══ RAW RECORDS ══

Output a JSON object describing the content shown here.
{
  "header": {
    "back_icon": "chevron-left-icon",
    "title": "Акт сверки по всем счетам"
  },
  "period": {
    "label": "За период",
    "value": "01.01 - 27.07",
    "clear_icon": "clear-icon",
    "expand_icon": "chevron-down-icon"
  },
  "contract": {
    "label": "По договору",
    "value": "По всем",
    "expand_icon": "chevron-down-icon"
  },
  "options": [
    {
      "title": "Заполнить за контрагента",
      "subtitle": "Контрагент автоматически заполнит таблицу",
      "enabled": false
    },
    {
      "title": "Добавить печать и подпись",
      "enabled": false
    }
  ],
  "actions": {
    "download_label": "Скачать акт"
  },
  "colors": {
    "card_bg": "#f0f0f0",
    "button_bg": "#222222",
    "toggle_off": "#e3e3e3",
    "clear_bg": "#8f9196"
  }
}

═══
══ RAW RECORDS ══

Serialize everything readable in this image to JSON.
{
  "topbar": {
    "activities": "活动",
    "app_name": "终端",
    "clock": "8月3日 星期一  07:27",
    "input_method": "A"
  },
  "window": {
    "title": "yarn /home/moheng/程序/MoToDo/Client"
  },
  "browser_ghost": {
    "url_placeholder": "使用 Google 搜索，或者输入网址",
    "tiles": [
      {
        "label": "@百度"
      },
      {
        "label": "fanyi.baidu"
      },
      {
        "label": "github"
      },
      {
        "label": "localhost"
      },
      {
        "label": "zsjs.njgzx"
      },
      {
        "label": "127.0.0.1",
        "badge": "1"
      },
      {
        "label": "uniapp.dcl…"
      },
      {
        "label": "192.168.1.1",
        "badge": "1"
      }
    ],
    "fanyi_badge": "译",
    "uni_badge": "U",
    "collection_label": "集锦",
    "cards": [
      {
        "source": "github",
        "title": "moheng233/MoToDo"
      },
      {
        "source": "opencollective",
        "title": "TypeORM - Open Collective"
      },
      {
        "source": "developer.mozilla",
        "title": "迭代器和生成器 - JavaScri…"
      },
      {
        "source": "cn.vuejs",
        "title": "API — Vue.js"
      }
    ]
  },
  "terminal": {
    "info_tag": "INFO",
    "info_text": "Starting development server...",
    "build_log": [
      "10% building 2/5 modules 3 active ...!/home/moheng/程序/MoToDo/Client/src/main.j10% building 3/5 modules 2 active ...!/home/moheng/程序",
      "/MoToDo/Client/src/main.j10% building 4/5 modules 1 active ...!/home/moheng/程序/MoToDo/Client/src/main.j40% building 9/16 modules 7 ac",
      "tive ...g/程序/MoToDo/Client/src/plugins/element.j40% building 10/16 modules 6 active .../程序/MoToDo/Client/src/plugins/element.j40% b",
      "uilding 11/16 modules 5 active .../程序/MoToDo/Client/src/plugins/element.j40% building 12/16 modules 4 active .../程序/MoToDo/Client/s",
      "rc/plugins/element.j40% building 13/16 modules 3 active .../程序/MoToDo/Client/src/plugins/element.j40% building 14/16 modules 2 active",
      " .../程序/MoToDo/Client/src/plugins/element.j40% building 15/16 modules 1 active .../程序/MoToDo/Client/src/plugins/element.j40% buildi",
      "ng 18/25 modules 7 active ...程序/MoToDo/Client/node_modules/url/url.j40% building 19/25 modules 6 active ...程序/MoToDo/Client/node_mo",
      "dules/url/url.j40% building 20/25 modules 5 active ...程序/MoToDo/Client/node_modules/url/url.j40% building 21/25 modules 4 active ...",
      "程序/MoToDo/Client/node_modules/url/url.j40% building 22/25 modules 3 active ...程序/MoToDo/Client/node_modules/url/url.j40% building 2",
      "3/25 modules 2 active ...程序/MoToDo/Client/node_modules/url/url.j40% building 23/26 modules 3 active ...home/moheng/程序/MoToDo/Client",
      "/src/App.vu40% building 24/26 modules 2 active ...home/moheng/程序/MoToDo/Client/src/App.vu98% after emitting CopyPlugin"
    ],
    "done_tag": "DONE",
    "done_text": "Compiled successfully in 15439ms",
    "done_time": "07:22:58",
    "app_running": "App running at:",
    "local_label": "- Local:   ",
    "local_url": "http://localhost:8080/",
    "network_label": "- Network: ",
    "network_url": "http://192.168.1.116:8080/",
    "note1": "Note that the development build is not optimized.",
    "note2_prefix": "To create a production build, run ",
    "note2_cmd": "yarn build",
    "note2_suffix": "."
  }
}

═══

# GIVEN PROBLEM:
Determine how many lines of the listing hold the word "source" and reply with that figure alone.

# COMPLETE OUTPUT:
4